> SHORT PROBLEM:
Extract every record, keeping each one exactly as it is.

> RECORDS SUPPLIED:
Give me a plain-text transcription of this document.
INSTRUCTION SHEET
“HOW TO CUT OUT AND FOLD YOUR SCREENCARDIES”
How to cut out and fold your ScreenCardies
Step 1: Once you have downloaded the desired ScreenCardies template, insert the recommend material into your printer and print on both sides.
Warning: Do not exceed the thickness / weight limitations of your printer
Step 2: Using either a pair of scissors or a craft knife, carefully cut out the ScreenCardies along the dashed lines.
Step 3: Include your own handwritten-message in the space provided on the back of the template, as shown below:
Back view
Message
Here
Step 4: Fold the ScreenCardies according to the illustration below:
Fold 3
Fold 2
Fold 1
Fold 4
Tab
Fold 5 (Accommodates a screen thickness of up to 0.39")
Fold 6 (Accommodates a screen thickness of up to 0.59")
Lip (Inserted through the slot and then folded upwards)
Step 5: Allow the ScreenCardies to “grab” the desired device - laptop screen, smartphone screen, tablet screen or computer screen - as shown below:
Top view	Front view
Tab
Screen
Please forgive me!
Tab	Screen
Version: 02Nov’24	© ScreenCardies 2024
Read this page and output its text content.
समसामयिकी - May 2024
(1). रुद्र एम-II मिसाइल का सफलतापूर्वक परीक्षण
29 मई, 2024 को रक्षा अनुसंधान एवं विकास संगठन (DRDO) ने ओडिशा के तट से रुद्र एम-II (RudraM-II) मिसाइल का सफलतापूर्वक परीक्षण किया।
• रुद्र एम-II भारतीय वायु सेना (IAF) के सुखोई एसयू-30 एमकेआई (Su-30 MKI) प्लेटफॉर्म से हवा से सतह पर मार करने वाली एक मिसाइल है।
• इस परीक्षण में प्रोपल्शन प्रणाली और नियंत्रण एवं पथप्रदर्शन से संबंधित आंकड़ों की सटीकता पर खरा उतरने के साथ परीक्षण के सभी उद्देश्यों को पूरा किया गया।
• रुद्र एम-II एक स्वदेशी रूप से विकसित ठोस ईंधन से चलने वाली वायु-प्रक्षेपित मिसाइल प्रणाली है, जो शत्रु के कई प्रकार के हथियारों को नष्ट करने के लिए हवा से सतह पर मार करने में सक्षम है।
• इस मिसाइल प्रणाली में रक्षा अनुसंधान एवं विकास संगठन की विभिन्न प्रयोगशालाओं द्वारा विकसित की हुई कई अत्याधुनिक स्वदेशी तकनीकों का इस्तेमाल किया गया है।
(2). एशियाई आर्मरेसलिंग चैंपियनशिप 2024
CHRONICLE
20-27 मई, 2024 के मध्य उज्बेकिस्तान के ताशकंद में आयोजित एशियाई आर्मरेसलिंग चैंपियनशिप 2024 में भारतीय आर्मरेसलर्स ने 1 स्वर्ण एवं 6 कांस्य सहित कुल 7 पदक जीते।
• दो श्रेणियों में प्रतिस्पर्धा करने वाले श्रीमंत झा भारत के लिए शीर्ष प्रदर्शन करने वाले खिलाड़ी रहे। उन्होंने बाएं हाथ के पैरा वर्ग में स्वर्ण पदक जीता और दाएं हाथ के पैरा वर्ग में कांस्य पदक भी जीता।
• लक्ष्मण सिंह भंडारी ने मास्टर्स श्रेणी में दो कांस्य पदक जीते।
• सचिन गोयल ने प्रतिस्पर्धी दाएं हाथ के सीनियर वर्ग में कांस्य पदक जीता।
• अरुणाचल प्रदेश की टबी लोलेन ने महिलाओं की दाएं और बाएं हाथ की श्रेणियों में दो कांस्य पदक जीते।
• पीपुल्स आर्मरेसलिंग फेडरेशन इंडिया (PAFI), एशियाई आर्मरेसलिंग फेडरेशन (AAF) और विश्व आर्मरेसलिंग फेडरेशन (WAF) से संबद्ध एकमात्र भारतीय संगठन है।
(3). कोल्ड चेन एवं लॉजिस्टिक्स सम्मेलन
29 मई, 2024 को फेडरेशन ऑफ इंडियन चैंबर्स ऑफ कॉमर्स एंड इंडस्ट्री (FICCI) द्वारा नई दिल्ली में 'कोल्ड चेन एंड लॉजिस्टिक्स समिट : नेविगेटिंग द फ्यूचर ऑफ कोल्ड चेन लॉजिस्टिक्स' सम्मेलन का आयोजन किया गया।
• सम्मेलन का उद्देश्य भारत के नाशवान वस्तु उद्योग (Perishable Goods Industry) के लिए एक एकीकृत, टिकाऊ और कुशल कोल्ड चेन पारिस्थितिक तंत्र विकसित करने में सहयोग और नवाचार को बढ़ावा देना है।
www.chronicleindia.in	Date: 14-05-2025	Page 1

> ANSWER TO THIS TASK:
Give me a plain-text transcription of this document.
INSTRUCTION SHEET
“HOW TO CUT OUT AND FOLD YOUR SCREENCARDIES”
How to cut out and fold your ScreenCardies
Step 1: Once you have downloaded the desired ScreenCardies template, insert the recommend material into your printer and print on both sides.
Warning: Do not exceed the thickness / weight limitations of your printer
Step 2: Using either a pair of scissors or a craft knife, carefully cut out the ScreenCardies along the dashed lines.
Step 3: Include your own handwritten-message in the space provided on the back of the template, as shown below:
Back view
Message
Here
Step 4: Fold the ScreenCardies according to the illustration below:
Fold 3
Fold 2
Fold 1
Fold 4
Tab
Fold 5 (Accommodates a screen thickness of up to 0.39")
Fold 6 (Accommodates a screen thickness of up to 0.59")
Lip (Inserted through the slot and then folded upwards)
Step 5: Allow the ScreenCardies to “grab” the desired device - laptop screen, smartphone screen, tablet screen or computer screen - as shown below:
Top view	Front view
Tab
Screen
Please forgive me!
Tab	Screen
Version: 02Nov’24	© ScreenCardies 2024
Read this page and output its text content.
समसामयिकी - May 2024
(1). रुद्र एम-II मिसाइल का सफलतापूर्वक परीक्षण
29 मई, 2024 को रक्षा अनुसंधान एवं विकास संगठन (DRDO) ने ओडिशा के तट से रुद्र एम-II (RudraM-II) मिसाइल का सफलतापूर्वक परीक्षण किया।
• रुद्र एम-II भारतीय वायु सेना (IAF) के सुखोई एसयू-30 एमकेआई (Su-30 MKI) प्लेटफॉर्म से हवा से सतह पर मार करने वाली एक मिसाइल है।
• इस परीक्षण में प्रोपल्शन प्रणाली और नियंत्रण एवं पथप्रदर्शन से संबंधित आंकड़ों की सटीकता पर खरा उतरने के साथ परीक्षण के सभी उद्देश्यों को पूरा किया गया।
• रुद्र एम-II एक स्वदेशी रूप से विकसित ठोस ईंधन से चलने वाली वायु-प्रक्षेपित मिसाइल प्रणाली है, जो शत्रु के कई प्रकार के हथियारों को नष्ट करने के लिए हवा से सतह पर मार करने में सक्षम है।
• इस मिसाइल प्रणाली में रक्षा अनुसंधान एवं विकास संगठन की विभिन्न प्रयोगशालाओं द्वारा विकसित की हुई कई अत्याधुनिक स्वदेशी तकनीकों का इस्तेमाल किया गया है।
(2). एशियाई आर्मरेसलिंग चैंपियनशिप 2024
CHRONICLE
20-27 मई, 2024 के मध्य उज्बेकिस्तान के ताशकंद में आयोजित एशियाई आर्मरेसलिंग चैंपियनशिप 2024 में भारतीय आर्मरेसलर्स ने 1 स्वर्ण एवं 6 कांस्य सहित कुल 7 पदक जीते।
• दो श्रेणियों में प्रतिस्पर्धा करने वाले श्रीमंत झा भारत के लिए शीर्ष प्रदर्शन करने वाले खिलाड़ी रहे। उन्होंने बाएं हाथ के पैरा वर्ग में स्वर्ण पदक जीता और दाएं हाथ के पैरा वर्ग में कांस्य पदक भी जीता।
• लक्ष्मण सिंह भंडारी ने मास्टर्स श्रेणी में दो कांस्य पदक जीते।
• सचिन गोयल ने प्रतिस्पर्धी दाएं हाथ के सीनियर वर्ग में कांस्य पदक जीता।
• अरुणाचल प्रदेश की टबी लोलेन ने महिलाओं की दाएं और बाएं हाथ की श्रेणियों में दो कांस्य पदक जीते।
• पीपुल्स आर्मरेसलिंग फेडरेशन इंडिया (PAFI), एशियाई आर्मरेसलिंग फेडरेशन (AAF) और विश्व आर्मरेसलिंग फेडरेशन (WAF) से संबद्ध एकमात्र भारतीय संगठन है।
(3). कोल्ड चेन एवं लॉजिस्टिक्स सम्मेलन
29 मई, 2024 को फेडरेशन ऑफ इंडियन चैंबर्स ऑफ कॉमर्स एंड इंडस्ट्री (FICCI) द्वारा नई दिल्ली में 'कोल्ड चेन एंड लॉजिस्टिक्स समिट : नेविगेटिंग द फ्यूचर ऑफ कोल्ड चेन लॉजिस्टिक्स' सम्मेलन का आयोजन किया गया।
• सम्मेलन का उद्देश्य भारत के नाशवान वस्तु उद्योग (Perishable Goods Industry) के लिए एक एकीकृत, टिकाऊ और कुशल कोल्ड चेन पारिस्थितिक तंत्र विकसित करने में सहयोग और नवाचार को बढ़ावा देना है।
www.chronicleindia.in	Date: 14-05-2025	Page 1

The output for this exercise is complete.